#### WHAT NEEDS TO BE DONE
Among the records below, find each line that includes the string "Parse" and copy it.

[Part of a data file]
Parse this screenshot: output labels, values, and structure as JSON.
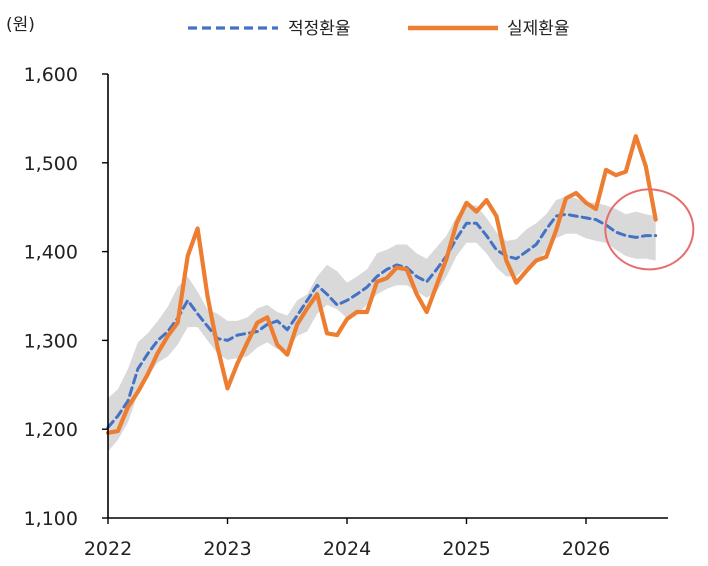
{
  "chart_data": {
    "type": "line",
    "title": "",
    "unit_label": "(원)",
    "xlabel": "",
    "ylabel": "",
    "ylim": [
      1100,
      1600
    ],
    "y_ticks": [
      1100,
      1200,
      1300,
      1400,
      1500,
      1600
    ],
    "y_tick_labels": [
      "1,100",
      "1,200",
      "1,300",
      "1,400",
      "1,500",
      "1,600"
    ],
    "x_ticks": [
      2022,
      2023,
      2024,
      2025,
      2026
    ],
    "x_tick_labels": [
      "2022",
      "2023",
      "2024",
      "2025",
      "2026"
    ],
    "xlim": [
      2022,
      2026.67
    ],
    "grid": false,
    "legend_position": "top",
    "x": [
      2022.0,
      2022.083,
      2022.167,
      2022.25,
      2022.333,
      2022.417,
      2022.5,
      2022.583,
      2022.667,
      2022.75,
      2022.833,
      2022.917,
      2023.0,
      2023.083,
      2023.167,
      2023.25,
      2023.333,
      2023.417,
      2023.5,
      2023.583,
      2023.667,
      2023.75,
      2023.833,
      2023.917,
      2024.0,
      2024.083,
      2024.167,
      2024.25,
      2024.333,
      2024.417,
      2024.5,
      2024.583,
      2024.667,
      2024.75,
      2024.833,
      2024.917,
      2025.0,
      2025.083,
      2025.167,
      2025.25,
      2025.333,
      2025.417,
      2025.5,
      2025.583,
      2025.667,
      2025.75,
      2025.833,
      2025.917,
      2026.0,
      2026.083,
      2026.167,
      2026.25,
      2026.333,
      2026.417,
      2026.5,
      2026.583
    ],
    "band": {
      "upper": [
        1235,
        1245,
        1268,
        1298,
        1308,
        1322,
        1338,
        1360,
        1372,
        1355,
        1335,
        1330,
        1322,
        1322,
        1326,
        1336,
        1340,
        1332,
        1328,
        1345,
        1352,
        1372,
        1385,
        1378,
        1365,
        1372,
        1380,
        1398,
        1402,
        1408,
        1408,
        1398,
        1392,
        1405,
        1418,
        1440,
        1452,
        1452,
        1438,
        1422,
        1412,
        1414,
        1425,
        1432,
        1442,
        1458,
        1462,
        1460,
        1455,
        1455,
        1452,
        1448,
        1442,
        1445,
        1442,
        1440
      ],
      "lower": [
        1175,
        1188,
        1208,
        1240,
        1260,
        1275,
        1282,
        1295,
        1315,
        1315,
        1300,
        1285,
        1278,
        1280,
        1282,
        1292,
        1298,
        1290,
        1288,
        1305,
        1310,
        1330,
        1340,
        1335,
        1325,
        1330,
        1340,
        1352,
        1358,
        1362,
        1362,
        1355,
        1348,
        1355,
        1372,
        1395,
        1410,
        1410,
        1398,
        1382,
        1372,
        1372,
        1382,
        1390,
        1400,
        1415,
        1420,
        1420,
        1415,
        1412,
        1410,
        1402,
        1395,
        1392,
        1392,
        1390
      ]
    },
    "series": [
      {
        "name": "적정환율",
        "style": "dashed",
        "color": "#4472C4",
        "values": [
          1202,
          1215,
          1232,
          1268,
          1285,
          1300,
          1310,
          1325,
          1345,
          1330,
          1316,
          1302,
          1300,
          1306,
          1308,
          1310,
          1318,
          1322,
          1312,
          1328,
          1345,
          1362,
          1352,
          1340,
          1345,
          1352,
          1360,
          1372,
          1380,
          1385,
          1382,
          1372,
          1366,
          1380,
          1395,
          1415,
          1432,
          1432,
          1418,
          1402,
          1395,
          1392,
          1400,
          1408,
          1425,
          1440,
          1442,
          1440,
          1438,
          1436,
          1430,
          1422,
          1418,
          1416,
          1418,
          1418
        ]
      },
      {
        "name": "실제환율",
        "style": "solid",
        "color": "#ED7D31",
        "values": [
          1196,
          1198,
          1225,
          1242,
          1262,
          1286,
          1305,
          1320,
          1395,
          1426,
          1350,
          1292,
          1246,
          1274,
          1298,
          1320,
          1326,
          1295,
          1284,
          1318,
          1336,
          1352,
          1308,
          1306,
          1324,
          1332,
          1332,
          1366,
          1370,
          1382,
          1380,
          1352,
          1332,
          1362,
          1392,
          1432,
          1455,
          1445,
          1458,
          1440,
          1390,
          1365,
          1378,
          1390,
          1394,
          1424,
          1460,
          1466,
          1455,
          1448,
          1492,
          1486,
          1490,
          1530,
          1496,
          1436
        ]
      }
    ],
    "annotation": {
      "type": "circle",
      "color": "#E86C6C",
      "center_x": 2026.53,
      "center_y": 1425
    }
  }
}
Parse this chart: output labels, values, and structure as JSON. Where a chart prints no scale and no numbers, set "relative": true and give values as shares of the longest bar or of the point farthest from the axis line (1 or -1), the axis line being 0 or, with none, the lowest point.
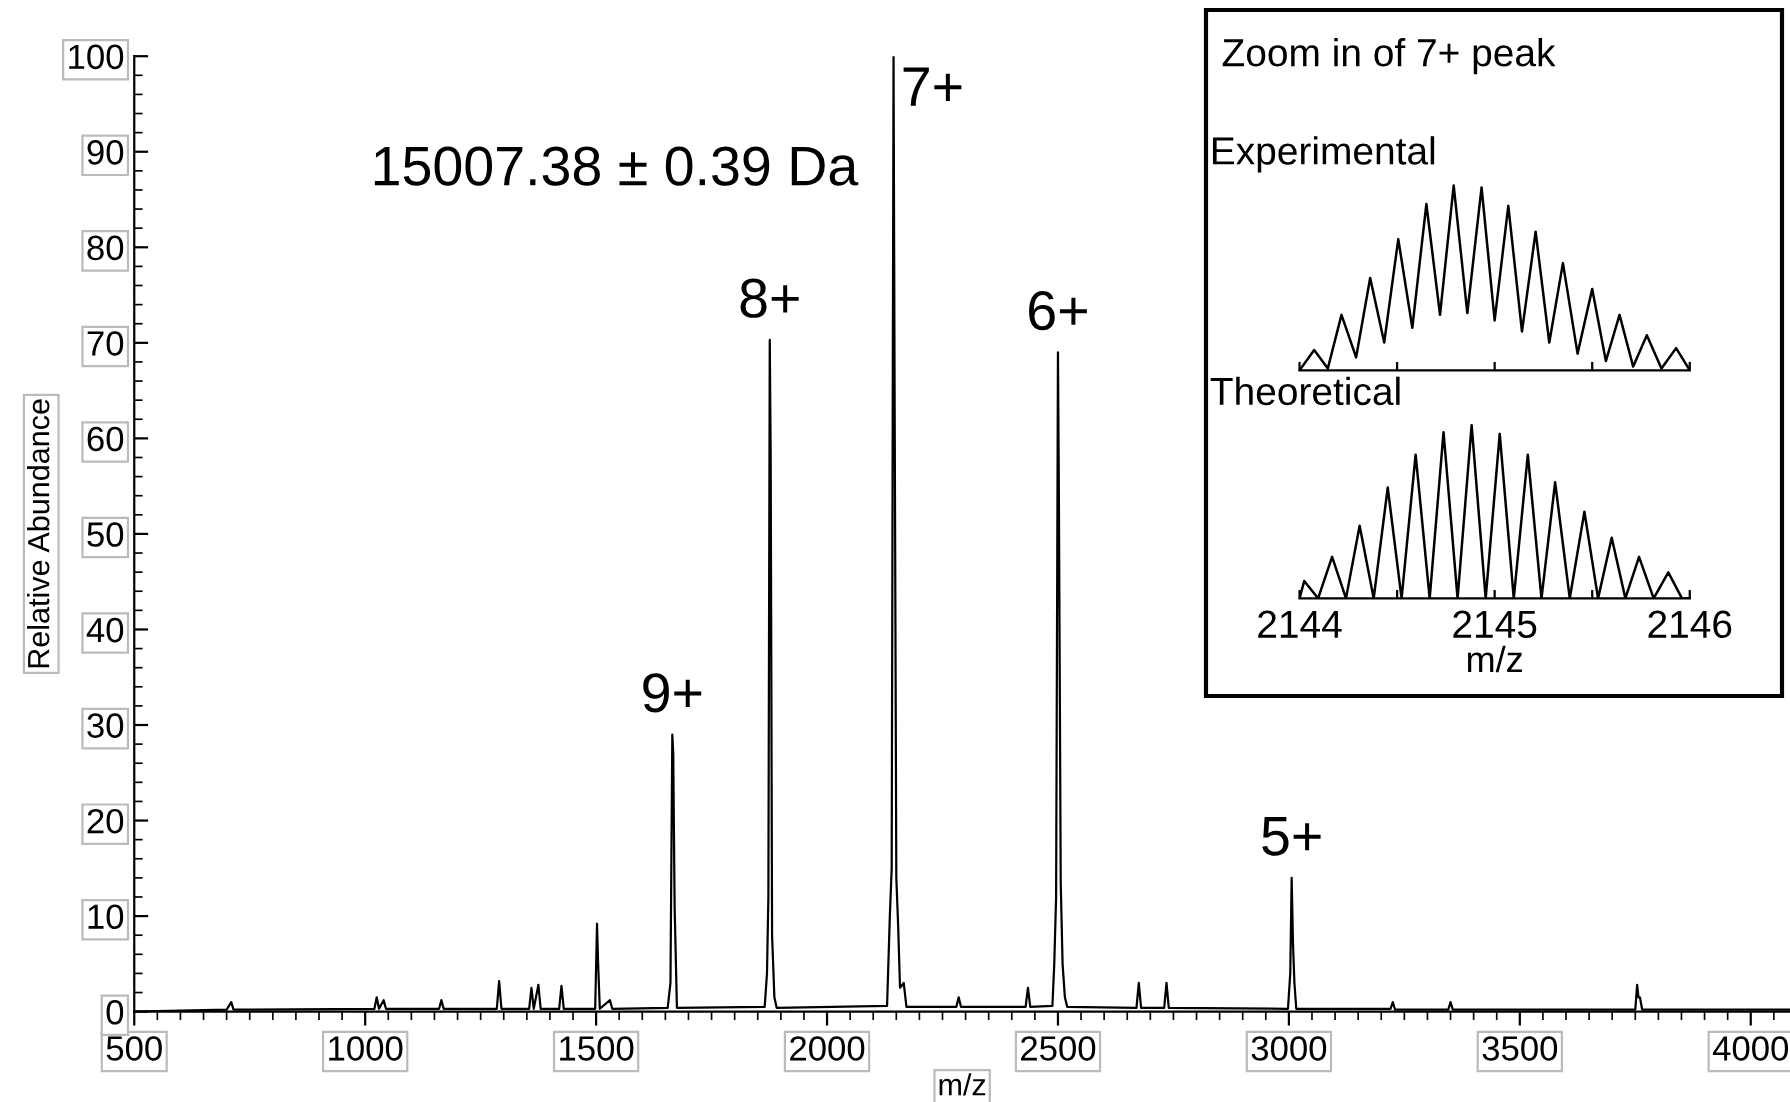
{
  "chart_data": [
    {
      "type": "line",
      "xlabel": "m/z",
      "ylabel": "Relative Abundance",
      "xlim": [
        500,
        4085
      ],
      "ylim": [
        0,
        100
      ],
      "xticks": [
        500,
        1000,
        1500,
        2000,
        2500,
        3000,
        3500,
        4000
      ],
      "yticks": [
        0,
        10,
        20,
        30,
        40,
        50,
        60,
        70,
        80,
        90,
        100
      ],
      "grid": false,
      "marker": "none",
      "line_style": "solid",
      "annotations": [
        "15007.38 ± 0.39 Da",
        {
          "text": "9+",
          "x": 1665,
          "y": 29
        },
        {
          "text": "8+",
          "x": 1876,
          "y": 70.3
        },
        {
          "text": "7+",
          "x": 2144,
          "y": 100
        },
        {
          "text": "6+",
          "x": 2500,
          "y": 69
        },
        {
          "text": "5+",
          "x": 3006,
          "y": 14
        }
      ],
      "series": [
        {
          "color": "#000000",
          "x": [
            500,
            700,
            710,
            715,
            1020,
            1025,
            1030,
            1040,
            1045,
            1160,
            1165,
            1170,
            1285,
            1290,
            1295,
            1355,
            1360,
            1365,
            1375,
            1380,
            1420,
            1425,
            1430,
            1498,
            1502,
            1504,
            1508,
            1530,
            1535,
            1655,
            1661,
            1665,
            1667,
            1670,
            1675,
            1865,
            1870,
            1873,
            1876,
            1878,
            1881,
            1886,
            1891,
            2130,
            2136,
            2140,
            2144,
            2146,
            2150,
            2154,
            2158,
            2166,
            2172,
            2280,
            2285,
            2290,
            2430,
            2435,
            2440,
            2488,
            2492,
            2496,
            2500,
            2502,
            2506,
            2510,
            2515,
            2520,
            2670,
            2675,
            2680,
            2730,
            2735,
            2740,
            2998,
            3003,
            3006,
            3009,
            3012,
            3016,
            3220,
            3225,
            3230,
            3345,
            3350,
            3355,
            3750,
            3754,
            3757,
            3760,
            3765,
            4085
          ],
          "values": [
            0,
            0.2,
            1,
            0.2,
            0.3,
            1.5,
            0.3,
            1.2,
            0.3,
            0.3,
            1.2,
            0.3,
            0.3,
            3.2,
            0.3,
            0.3,
            2.5,
            0.3,
            2.8,
            0.3,
            0.3,
            2.7,
            0.3,
            0.3,
            9.2,
            5.5,
            0.3,
            1.2,
            0.3,
            0.4,
            3,
            29,
            27,
            11,
            0.4,
            0.5,
            4,
            12,
            70.3,
            58,
            8,
            1.5,
            0.4,
            0.6,
            10,
            15,
            100,
            69.5,
            14,
            9,
            2.5,
            3,
            0.5,
            0.5,
            1.5,
            0.5,
            0.5,
            2.5,
            0.5,
            0.6,
            5,
            12,
            69,
            54,
            13.5,
            5,
            1.5,
            0.5,
            0.4,
            3,
            0.4,
            0.4,
            3,
            0.4,
            0.3,
            4,
            14,
            7,
            3,
            0.3,
            0.3,
            1,
            0.2,
            0.2,
            1,
            0.2,
            0.2,
            2.8,
            1.5,
            1.5,
            0.2,
            0.2
          ]
        }
      ]
    },
    {
      "type": "line",
      "title": "Experimental",
      "relative": true,
      "xlim": [
        2144,
        2146
      ],
      "xticks": [
        {
          "value": 2144,
          "label": null
        },
        {
          "value": 2144.5,
          "label": null
        },
        {
          "value": 2145,
          "label": null
        },
        {
          "value": 2145.5,
          "label": null
        },
        {
          "value": 2146,
          "label": null
        }
      ],
      "tick_labels": false,
      "grid": false,
      "marker": "none",
      "line_style": "solid",
      "annotations": [
        "Zoom in of 7+ peak"
      ],
      "series": [
        {
          "color": "#000000",
          "x": [
            2144.0,
            2144.075,
            2144.145,
            2144.215,
            2144.29,
            2144.362,
            2144.434,
            2144.506,
            2144.578,
            2144.65,
            2144.72,
            2144.79,
            2144.86,
            2144.933,
            2145.0,
            2145.07,
            2145.14,
            2145.21,
            2145.28,
            2145.35,
            2145.425,
            2145.5,
            2145.57,
            2145.64,
            2145.71,
            2145.78,
            2145.855,
            2145.93,
            2146.0
          ],
          "values": [
            0,
            0.11,
            0.01,
            0.3,
            0.07,
            0.5,
            0.15,
            0.71,
            0.23,
            0.9,
            0.3,
            1.0,
            0.31,
            0.99,
            0.27,
            0.89,
            0.21,
            0.75,
            0.15,
            0.58,
            0.09,
            0.44,
            0.05,
            0.3,
            0.02,
            0.19,
            0.01,
            0.12,
            0
          ]
        }
      ]
    },
    {
      "type": "line",
      "title": "Theoretical",
      "xlabel": "m/z",
      "relative": true,
      "xlim": [
        2144,
        2146
      ],
      "xticks": [
        2144,
        {
          "value": 2144.5,
          "label": null
        },
        2145,
        {
          "value": 2145.5,
          "label": null
        },
        2146
      ],
      "tick_labels": "x",
      "grid": false,
      "marker": "none",
      "line_style": "solid",
      "series": [
        {
          "color": "#000000",
          "x": [
            2144.0,
            2144.024,
            2144.095,
            2144.167,
            2144.238,
            2144.308,
            2144.38,
            2144.452,
            2144.523,
            2144.595,
            2144.667,
            2144.738,
            2144.81,
            2144.882,
            2144.954,
            2145.026,
            2145.098,
            2145.17,
            2145.24,
            2145.31,
            2145.385,
            2145.46,
            2145.53,
            2145.6,
            2145.67,
            2145.74,
            2145.815,
            2145.89,
            2145.96,
            2146.0
          ],
          "values": [
            0,
            0.1,
            0,
            0.24,
            0,
            0.42,
            0,
            0.64,
            0,
            0.83,
            0,
            0.96,
            0,
            1.0,
            0,
            0.95,
            0,
            0.83,
            0,
            0.67,
            0,
            0.5,
            0,
            0.35,
            0,
            0.24,
            0,
            0.15,
            0,
            0
          ]
        }
      ]
    }
  ]
}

#### EXERCISE SOLUTION
Parse this screenshot: output labels, values, and structure as JSON.
Parse this chart: output labels, values, and structure as JSON. Where a chart prints no scale and no numbers, set "relative": true and give values as shares of the longest bar or of the point farthest from the axis line (1 or -1), the axis line being 0 or, with none, the lowest point.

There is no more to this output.